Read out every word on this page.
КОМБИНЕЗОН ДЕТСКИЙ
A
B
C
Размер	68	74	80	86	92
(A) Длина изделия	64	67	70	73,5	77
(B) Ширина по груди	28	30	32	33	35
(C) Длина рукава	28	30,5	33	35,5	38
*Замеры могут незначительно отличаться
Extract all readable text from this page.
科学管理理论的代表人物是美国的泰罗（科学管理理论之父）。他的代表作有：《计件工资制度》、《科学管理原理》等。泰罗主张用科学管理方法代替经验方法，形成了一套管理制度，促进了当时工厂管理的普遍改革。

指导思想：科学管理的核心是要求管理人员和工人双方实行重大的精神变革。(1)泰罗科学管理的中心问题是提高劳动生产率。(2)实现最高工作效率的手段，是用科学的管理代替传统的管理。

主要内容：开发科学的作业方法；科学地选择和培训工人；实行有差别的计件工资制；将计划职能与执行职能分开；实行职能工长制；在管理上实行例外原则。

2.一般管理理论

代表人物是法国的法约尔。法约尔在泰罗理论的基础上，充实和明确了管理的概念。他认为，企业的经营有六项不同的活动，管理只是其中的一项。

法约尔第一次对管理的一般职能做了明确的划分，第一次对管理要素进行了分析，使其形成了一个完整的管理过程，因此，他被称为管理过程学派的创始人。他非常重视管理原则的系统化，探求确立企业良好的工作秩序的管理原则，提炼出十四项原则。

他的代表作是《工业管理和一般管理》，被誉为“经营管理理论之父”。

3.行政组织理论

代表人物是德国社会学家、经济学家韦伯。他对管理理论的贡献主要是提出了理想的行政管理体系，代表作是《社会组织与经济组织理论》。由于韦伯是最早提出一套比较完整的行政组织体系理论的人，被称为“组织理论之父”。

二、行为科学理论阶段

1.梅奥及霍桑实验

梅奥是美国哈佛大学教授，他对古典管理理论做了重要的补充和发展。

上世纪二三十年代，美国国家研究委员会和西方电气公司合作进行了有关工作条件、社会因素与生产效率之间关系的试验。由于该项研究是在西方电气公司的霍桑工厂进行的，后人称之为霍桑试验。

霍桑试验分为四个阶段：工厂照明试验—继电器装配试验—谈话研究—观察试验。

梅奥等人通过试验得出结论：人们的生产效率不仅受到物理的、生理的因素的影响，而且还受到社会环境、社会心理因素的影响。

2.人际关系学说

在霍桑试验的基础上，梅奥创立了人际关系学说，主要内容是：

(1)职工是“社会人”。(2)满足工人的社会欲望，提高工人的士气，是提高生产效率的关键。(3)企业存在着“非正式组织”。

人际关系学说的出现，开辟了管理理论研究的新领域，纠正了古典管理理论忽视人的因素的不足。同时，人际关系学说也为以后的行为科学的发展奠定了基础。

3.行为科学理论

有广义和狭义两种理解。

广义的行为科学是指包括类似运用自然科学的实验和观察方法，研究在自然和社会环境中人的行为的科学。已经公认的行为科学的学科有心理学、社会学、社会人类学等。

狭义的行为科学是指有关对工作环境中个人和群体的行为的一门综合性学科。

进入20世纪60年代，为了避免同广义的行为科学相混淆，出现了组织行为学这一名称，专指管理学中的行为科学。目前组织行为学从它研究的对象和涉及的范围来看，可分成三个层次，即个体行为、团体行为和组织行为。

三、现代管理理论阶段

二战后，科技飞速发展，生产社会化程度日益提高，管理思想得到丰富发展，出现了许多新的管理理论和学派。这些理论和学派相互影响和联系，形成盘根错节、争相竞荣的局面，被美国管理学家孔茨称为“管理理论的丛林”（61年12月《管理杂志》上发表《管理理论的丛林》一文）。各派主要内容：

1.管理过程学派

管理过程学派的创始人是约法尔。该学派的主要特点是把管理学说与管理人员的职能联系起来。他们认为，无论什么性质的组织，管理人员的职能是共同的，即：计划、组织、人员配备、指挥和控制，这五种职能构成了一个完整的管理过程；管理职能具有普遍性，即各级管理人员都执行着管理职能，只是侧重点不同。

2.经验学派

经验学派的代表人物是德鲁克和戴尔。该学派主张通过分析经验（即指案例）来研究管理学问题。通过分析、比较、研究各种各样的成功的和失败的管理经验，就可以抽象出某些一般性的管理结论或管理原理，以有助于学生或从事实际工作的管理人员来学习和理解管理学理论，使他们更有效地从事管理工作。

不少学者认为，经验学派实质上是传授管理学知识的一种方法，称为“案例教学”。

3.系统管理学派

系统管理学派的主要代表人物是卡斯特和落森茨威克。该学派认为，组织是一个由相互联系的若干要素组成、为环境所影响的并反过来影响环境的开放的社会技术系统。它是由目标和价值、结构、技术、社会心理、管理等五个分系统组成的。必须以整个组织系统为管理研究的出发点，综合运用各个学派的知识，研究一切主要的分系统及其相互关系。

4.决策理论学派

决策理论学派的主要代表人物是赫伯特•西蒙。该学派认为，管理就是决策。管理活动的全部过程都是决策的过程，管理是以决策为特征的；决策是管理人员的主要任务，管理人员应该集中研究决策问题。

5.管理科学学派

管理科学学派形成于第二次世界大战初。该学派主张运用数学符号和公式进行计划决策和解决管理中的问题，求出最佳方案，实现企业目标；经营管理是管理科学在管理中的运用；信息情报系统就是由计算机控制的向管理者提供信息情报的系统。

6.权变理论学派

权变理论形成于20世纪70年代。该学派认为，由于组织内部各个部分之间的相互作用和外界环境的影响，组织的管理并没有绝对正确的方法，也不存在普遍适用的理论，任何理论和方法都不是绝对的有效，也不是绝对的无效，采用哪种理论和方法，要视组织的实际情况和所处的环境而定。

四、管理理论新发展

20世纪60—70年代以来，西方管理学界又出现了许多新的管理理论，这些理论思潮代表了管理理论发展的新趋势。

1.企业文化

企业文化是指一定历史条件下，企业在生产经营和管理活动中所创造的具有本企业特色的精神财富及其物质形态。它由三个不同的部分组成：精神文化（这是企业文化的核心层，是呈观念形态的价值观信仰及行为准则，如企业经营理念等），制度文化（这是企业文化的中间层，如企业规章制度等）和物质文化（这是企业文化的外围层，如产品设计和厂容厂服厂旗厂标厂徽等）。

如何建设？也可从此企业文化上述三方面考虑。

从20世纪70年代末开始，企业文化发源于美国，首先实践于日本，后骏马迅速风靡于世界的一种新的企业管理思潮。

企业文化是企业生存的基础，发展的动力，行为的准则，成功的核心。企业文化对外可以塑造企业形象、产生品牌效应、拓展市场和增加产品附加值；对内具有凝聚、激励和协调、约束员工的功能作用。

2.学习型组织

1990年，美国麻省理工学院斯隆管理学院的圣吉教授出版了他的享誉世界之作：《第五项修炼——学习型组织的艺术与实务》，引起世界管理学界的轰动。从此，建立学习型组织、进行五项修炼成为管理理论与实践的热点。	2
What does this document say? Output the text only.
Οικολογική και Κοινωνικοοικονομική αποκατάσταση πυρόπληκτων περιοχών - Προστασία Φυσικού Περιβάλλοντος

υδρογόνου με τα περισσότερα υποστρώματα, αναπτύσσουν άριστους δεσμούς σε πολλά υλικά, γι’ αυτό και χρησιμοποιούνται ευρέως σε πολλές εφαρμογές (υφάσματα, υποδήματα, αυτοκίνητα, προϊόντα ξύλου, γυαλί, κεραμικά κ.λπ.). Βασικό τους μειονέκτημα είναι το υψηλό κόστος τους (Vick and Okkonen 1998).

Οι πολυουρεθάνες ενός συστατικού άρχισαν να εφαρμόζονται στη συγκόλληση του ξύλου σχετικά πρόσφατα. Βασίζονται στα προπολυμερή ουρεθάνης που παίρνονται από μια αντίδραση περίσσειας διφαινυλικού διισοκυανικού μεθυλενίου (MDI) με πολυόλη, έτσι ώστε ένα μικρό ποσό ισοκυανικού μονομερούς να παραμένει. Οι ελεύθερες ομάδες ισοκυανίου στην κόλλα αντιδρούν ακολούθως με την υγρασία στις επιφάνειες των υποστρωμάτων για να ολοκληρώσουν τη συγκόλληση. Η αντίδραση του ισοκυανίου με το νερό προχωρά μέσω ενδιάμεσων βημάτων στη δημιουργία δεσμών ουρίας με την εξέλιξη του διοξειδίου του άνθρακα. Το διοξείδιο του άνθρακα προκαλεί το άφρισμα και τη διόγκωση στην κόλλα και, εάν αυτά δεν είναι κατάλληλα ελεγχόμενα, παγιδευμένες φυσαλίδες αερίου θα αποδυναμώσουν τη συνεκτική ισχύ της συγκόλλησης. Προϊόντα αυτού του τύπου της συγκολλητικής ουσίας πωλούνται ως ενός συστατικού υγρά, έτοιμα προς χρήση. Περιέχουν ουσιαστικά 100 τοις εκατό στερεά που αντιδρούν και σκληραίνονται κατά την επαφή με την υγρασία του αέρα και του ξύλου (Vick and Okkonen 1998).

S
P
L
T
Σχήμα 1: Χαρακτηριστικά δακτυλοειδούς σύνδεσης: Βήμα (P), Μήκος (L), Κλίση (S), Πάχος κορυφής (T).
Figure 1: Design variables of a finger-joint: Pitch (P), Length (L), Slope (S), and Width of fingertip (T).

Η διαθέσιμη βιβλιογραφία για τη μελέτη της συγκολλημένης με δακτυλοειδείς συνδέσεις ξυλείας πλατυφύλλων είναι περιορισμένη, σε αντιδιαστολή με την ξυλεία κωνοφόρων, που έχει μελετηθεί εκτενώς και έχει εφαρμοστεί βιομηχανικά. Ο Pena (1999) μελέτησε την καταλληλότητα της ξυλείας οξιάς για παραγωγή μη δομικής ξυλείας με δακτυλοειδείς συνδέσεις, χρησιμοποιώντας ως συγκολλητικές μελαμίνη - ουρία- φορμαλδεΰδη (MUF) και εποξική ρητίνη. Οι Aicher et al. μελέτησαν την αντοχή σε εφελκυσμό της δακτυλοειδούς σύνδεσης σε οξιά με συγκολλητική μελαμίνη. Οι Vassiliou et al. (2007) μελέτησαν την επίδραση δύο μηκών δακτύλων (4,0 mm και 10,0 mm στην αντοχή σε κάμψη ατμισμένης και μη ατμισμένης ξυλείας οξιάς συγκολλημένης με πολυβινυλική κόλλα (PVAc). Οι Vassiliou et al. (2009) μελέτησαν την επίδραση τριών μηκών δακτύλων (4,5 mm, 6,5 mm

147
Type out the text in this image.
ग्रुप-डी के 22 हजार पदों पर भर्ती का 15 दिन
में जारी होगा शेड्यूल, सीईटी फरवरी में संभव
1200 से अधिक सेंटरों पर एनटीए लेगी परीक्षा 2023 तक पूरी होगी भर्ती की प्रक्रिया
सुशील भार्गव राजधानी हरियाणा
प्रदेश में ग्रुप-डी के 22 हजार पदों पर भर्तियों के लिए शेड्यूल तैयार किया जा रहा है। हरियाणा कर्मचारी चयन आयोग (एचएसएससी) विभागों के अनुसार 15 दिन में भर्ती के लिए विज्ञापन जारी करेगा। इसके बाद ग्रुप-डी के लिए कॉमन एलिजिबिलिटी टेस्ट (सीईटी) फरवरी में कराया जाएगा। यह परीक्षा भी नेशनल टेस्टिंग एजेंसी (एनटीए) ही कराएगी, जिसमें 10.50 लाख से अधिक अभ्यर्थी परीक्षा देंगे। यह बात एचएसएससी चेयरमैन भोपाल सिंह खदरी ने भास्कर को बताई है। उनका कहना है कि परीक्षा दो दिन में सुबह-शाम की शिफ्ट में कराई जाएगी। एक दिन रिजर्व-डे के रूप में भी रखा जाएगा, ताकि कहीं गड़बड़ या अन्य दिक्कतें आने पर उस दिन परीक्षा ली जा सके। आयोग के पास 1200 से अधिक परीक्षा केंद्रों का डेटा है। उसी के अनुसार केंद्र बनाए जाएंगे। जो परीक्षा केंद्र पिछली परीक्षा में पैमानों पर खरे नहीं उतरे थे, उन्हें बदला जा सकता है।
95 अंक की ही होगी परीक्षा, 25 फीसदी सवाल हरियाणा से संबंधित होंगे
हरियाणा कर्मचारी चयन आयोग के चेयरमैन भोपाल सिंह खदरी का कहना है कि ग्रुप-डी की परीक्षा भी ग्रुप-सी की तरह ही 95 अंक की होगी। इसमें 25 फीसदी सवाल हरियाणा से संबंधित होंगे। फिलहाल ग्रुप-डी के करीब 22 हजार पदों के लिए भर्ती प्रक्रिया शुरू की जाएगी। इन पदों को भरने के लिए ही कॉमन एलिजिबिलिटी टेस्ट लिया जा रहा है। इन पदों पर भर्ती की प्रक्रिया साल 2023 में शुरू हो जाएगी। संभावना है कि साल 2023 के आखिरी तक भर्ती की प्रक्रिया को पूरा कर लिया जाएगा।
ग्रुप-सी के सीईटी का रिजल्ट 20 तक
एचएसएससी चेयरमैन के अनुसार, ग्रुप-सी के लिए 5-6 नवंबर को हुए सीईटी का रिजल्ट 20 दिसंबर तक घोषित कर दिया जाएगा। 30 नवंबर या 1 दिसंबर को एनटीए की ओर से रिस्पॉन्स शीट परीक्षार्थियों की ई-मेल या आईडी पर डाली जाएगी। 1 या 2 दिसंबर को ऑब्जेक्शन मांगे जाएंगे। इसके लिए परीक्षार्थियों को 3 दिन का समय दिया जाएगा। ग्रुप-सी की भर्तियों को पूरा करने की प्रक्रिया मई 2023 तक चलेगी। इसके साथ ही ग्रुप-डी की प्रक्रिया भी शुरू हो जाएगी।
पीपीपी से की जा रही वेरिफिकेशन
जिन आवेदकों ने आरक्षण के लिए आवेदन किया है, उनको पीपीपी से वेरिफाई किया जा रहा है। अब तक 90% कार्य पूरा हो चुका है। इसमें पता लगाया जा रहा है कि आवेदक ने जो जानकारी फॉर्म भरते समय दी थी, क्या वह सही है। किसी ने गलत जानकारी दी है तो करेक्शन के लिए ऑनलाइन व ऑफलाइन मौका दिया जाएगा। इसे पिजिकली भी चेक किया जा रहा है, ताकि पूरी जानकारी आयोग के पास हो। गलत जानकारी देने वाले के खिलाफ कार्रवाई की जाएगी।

______________________________

◆ Task prompt ◆
How many of the listing's lines contain "text"? Respond with a single number and nothing else.

◆ Answer to the task ◆
3